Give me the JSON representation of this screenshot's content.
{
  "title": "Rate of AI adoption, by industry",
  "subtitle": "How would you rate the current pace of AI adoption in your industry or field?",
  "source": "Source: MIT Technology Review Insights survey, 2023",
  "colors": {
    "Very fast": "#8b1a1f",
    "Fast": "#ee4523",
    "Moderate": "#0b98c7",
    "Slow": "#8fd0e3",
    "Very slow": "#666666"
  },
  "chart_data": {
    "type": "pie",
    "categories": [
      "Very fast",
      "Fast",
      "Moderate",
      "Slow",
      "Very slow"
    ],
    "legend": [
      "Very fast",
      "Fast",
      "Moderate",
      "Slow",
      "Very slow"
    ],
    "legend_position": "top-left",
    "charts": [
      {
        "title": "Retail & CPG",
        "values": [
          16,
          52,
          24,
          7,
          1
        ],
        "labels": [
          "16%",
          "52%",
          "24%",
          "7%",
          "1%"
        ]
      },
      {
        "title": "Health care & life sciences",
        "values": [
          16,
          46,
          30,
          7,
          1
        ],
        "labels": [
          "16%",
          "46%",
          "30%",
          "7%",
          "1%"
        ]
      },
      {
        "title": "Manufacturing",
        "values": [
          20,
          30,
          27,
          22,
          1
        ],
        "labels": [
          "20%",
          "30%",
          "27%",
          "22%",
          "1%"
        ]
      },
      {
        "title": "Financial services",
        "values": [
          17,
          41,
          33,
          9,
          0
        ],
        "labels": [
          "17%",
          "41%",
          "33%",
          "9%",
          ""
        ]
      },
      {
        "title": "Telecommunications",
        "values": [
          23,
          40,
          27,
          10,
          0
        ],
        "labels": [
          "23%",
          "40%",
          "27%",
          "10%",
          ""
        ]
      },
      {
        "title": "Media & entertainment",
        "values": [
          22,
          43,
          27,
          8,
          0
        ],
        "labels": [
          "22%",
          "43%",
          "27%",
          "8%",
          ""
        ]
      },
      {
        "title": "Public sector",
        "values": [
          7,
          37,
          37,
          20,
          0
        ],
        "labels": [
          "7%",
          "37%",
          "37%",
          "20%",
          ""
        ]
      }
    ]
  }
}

### INSTRUCTIONS TO FOLLOW
Retype all of the data shown above, word for word.

### FULL OUTPUT
Give me the JSON representation of this screenshot's content.
{
  "title": "Rate of AI adoption, by industry",
  "subtitle": "How would you rate the current pace of AI adoption in your industry or field?",
  "source": "Source: MIT Technology Review Insights survey, 2023",
  "colors": {
    "Very fast": "#8b1a1f",
    "Fast": "#ee4523",
    "Moderate": "#0b98c7",
    "Slow": "#8fd0e3",
    "Very slow": "#666666"
  },
  "chart_data": {
    "type": "pie",
    "categories": [
      "Very fast",
      "Fast",
      "Moderate",
      "Slow",
      "Very slow"
    ],
    "legend": [
      "Very fast",
      "Fast",
      "Moderate",
      "Slow",
      "Very slow"
    ],
    "legend_position": "top-left",
    "charts": [
      {
        "title": "Retail & CPG",
        "values": [
          16,
          52,
          24,
          7,
          1
        ],
        "labels": [
          "16%",
          "52%",
          "24%",
          "7%",
          "1%"
        ]
      },
      {
        "title": "Health care & life sciences",
        "values": [
          16,
          46,
          30,
          7,
          1
        ],
        "labels": [
          "16%",
          "46%",
          "30%",
          "7%",
          "1%"
        ]
      },
      {
        "title": "Manufacturing",
        "values": [
          20,
          30,
          27,
          22,
          1
        ],
        "labels": [
          "20%",
          "30%",
          "27%",
          "22%",
          "1%"
        ]
      },
      {
        "title": "Financial services",
        "values": [
          17,
          41,
          33,
          9,
          0
        ],
        "labels": [
          "17%",
          "41%",
          "33%",
          "9%",
          ""
        ]
      },
      {
        "title": "Telecommunications",
        "values": [
          23,
          40,
          27,
          10,
          0
        ],
        "labels": [
          "23%",
          "40%",
          "27%",
          "10%",
          ""
        ]
      },
      {
        "title": "Media & entertainment",
        "values": [
          22,
          43,
          27,
          8,
          0
        ],
        "labels": [
          "22%",
          "43%",
          "27%",
          "8%",
          ""
        ]
      },
      {
        "title": "Public sector",
        "values": [
          7,
          37,
          37,
          20,
          0
        ],
        "labels": [
          "7%",
          "37%",
          "37%",
          "20%",
          ""
        ]
      }
    ]
  }
}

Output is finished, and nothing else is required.